YOUR GOAL: Set the following entries down again exactly, line by line.

======== SUPPLIED RECORDS

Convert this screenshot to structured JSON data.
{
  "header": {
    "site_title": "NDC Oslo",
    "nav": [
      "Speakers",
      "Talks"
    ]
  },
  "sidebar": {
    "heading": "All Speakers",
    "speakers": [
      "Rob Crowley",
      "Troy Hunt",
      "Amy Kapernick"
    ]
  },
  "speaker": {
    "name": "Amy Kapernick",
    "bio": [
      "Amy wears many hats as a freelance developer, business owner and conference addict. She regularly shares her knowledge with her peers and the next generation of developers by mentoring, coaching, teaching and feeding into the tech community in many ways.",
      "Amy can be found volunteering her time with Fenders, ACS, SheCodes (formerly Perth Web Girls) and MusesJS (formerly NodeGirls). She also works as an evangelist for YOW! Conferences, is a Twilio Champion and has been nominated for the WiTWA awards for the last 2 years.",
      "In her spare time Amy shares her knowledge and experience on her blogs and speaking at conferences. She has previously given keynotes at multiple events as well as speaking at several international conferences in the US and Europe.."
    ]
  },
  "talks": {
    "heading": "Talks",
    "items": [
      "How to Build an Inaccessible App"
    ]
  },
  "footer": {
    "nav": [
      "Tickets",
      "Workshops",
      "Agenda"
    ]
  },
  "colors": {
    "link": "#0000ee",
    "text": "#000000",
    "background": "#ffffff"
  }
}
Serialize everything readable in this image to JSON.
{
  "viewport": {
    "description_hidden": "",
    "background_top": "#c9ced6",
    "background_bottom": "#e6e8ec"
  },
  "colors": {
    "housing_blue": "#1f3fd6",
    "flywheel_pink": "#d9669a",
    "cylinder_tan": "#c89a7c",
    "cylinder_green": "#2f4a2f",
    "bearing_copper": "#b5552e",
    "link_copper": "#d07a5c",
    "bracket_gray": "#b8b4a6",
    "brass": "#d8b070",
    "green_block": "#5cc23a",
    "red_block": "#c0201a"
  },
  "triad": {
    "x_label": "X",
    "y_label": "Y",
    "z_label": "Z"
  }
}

================

RIGHT ANSWER:
Convert this screenshot to structured JSON data.
{
  "header": {
    "site_title": "NDC Oslo",
    "nav": [
      "Speakers",
      "Talks"
    ]
  },
  "sidebar": {
    "heading": "All Speakers",
    "speakers": [
      "Rob Crowley",
      "Troy Hunt",
      "Amy Kapernick"
    ]
  },
  "speaker": {
    "name": "Amy Kapernick",
    "bio": [
      "Amy wears many hats as a freelance developer, business owner and conference addict. She regularly shares her knowledge with her peers and the next generation of developers by mentoring, coaching, teaching and feeding into the tech community in many ways.",
      "Amy can be found volunteering her time with Fenders, ACS, SheCodes (formerly Perth Web Girls) and MusesJS (formerly NodeGirls). She also works as an evangelist for YOW! Conferences, is a Twilio Champion and has been nominated for the WiTWA awards for the last 2 years.",
      "In her spare time Amy shares her knowledge and experience on her blogs and speaking at conferences. She has previously given keynotes at multiple events as well as speaking at several international conferences in the US and Europe.."
    ]
  },
  "talks": {
    "heading": "Talks",
    "items": [
      "How to Build an Inaccessible App"
    ]
  },
  "footer": {
    "nav": [
      "Tickets",
      "Workshops",
      "Agenda"
    ]
  },
  "colors": {
    "link": "#0000ee",
    "text": "#000000",
    "background": "#ffffff"
  }
}
Serialize everything readable in this image to JSON.
{
  "viewport": {
    "description_hidden": "",
    "background_top": "#c9ced6",
    "background_bottom": "#e6e8ec"
  },
  "colors": {
    "housing_blue": "#1f3fd6",
    "flywheel_pink": "#d9669a",
    "cylinder_tan": "#c89a7c",
    "cylinder_green": "#2f4a2f",
    "bearing_copper": "#b5552e",
    "link_copper": "#d07a5c",
    "bracket_gray": "#b8b4a6",
    "brass": "#d8b070",
    "green_block": "#5cc23a",
    "red_block": "#c0201a"
  },
  "triad": {
    "x_label": "X",
    "y_label": "Y",
    "z_label": "Z"
  }
}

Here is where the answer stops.